Exercise instructions: Write out all of the data exactly as it appears.

Dataset items
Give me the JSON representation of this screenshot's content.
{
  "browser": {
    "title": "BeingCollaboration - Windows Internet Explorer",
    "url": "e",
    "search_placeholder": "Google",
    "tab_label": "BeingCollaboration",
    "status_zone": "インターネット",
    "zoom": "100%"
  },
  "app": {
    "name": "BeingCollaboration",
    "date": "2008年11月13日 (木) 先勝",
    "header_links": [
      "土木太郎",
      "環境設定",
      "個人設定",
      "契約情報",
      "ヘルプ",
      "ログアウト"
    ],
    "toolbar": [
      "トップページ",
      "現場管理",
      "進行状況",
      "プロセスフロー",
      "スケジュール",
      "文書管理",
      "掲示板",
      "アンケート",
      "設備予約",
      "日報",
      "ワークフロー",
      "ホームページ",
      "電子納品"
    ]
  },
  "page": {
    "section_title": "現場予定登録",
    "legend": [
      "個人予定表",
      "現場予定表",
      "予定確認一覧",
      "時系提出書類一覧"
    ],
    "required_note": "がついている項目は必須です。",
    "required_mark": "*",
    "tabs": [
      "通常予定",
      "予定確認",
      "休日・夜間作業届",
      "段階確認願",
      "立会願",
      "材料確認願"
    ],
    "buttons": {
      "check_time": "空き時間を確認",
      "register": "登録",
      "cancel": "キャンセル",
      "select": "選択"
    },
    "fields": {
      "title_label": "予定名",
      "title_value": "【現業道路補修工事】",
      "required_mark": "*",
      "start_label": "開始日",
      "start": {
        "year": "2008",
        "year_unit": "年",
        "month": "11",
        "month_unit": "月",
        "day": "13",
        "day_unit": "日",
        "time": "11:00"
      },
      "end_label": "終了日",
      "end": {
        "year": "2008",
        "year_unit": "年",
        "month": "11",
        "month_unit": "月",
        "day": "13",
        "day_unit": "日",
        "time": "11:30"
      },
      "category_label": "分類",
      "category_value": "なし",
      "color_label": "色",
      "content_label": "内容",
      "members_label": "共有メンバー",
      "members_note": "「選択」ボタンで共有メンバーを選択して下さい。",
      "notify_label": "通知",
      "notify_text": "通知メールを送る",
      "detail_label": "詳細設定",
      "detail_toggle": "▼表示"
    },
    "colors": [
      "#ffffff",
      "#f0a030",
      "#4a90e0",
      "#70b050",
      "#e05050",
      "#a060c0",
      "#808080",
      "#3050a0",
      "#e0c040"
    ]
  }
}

Correct answer:
Give me the JSON representation of this screenshot's content.
{
  "browser": {
    "title": "BeingCollaboration - Windows Internet Explorer",
    "url": "e",
    "search_placeholder": "Google",
    "tab_label": "BeingCollaboration",
    "status_zone": "インターネット",
    "zoom": "100%"
  },
  "app": {
    "name": "BeingCollaboration",
    "date": "2008年11月13日 (木) 先勝",
    "header_links": [
      "土木太郎",
      "環境設定",
      "個人設定",
      "契約情報",
      "ヘルプ",
      "ログアウト"
    ],
    "toolbar": [
      "トップページ",
      "現場管理",
      "進行状況",
      "プロセスフロー",
      "スケジュール",
      "文書管理",
      "掲示板",
      "アンケート",
      "設備予約",
      "日報",
      "ワークフロー",
      "ホームページ",
      "電子納品"
    ]
  },
  "page": {
    "section_title": "現場予定登録",
    "legend": [
      "個人予定表",
      "現場予定表",
      "予定確認一覧",
      "時系提出書類一覧"
    ],
    "required_note": "がついている項目は必須です。",
    "required_mark": "*",
    "tabs": [
      "通常予定",
      "予定確認",
      "休日・夜間作業届",
      "段階確認願",
      "立会願",
      "材料確認願"
    ],
    "buttons": {
      "check_time": "空き時間を確認",
      "register": "登録",
      "cancel": "キャンセル",
      "select": "選択"
    },
    "fields": {
      "title_label": "予定名",
      "title_value": "【現業道路補修工事】",
      "required_mark": "*",
      "start_label": "開始日",
      "start": {
        "year": "2008",
        "year_unit": "年",
        "month": "11",
        "month_unit": "月",
        "day": "13",
        "day_unit": "日",
        "time": "11:00"
      },
      "end_label": "終了日",
      "end": {
        "year": "2008",
        "year_unit": "年",
        "month": "11",
        "month_unit": "月",
        "day": "13",
        "day_unit": "日",
        "time": "11:30"
      },
      "category_label": "分類",
      "category_value": "なし",
      "color_label": "色",
      "content_label": "内容",
      "members_label": "共有メンバー",
      "members_note": "「選択」ボタンで共有メンバーを選択して下さい。",
      "notify_label": "通知",
      "notify_text": "通知メールを送る",
      "detail_label": "詳細設定",
      "detail_toggle": "▼表示"
    },
    "colors": [
      "#ffffff",
      "#f0a030",
      "#4a90e0",
      "#70b050",
      "#e05050",
      "#a060c0",
      "#808080",
      "#3050a0",
      "#e0c040"
    ]
  }
}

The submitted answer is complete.